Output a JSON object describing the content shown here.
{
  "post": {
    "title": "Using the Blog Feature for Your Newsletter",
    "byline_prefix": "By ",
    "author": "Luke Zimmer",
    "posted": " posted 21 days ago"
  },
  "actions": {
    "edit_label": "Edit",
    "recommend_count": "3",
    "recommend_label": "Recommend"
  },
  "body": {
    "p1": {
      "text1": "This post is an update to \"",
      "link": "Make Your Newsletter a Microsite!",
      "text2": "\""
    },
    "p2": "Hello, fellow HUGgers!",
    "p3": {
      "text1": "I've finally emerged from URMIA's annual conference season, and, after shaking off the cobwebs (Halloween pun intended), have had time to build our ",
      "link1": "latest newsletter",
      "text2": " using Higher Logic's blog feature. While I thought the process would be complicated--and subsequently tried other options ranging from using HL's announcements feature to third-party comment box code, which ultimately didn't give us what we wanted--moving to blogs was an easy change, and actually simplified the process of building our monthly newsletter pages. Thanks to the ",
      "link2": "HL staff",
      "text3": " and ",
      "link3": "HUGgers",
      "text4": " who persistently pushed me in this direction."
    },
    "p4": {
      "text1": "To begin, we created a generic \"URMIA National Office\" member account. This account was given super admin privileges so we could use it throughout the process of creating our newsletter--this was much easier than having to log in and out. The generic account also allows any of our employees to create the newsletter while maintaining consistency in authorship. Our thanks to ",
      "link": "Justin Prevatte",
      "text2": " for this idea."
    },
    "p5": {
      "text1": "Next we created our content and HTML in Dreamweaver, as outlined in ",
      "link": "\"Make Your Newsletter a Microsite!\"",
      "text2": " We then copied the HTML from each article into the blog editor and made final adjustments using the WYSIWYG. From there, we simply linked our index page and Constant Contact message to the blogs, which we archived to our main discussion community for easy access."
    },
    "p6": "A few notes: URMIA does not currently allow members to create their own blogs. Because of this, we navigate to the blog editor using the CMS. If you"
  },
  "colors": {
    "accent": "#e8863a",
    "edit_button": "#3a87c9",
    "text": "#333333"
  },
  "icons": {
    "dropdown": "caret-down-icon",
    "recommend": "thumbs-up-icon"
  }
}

+===+

• [Job] Show each line of the data that contains the string "HUGgers".

• [Result of this exercise]
    "p2": "Hello, fellow HUGgers!",
      "link3": "HUGgers",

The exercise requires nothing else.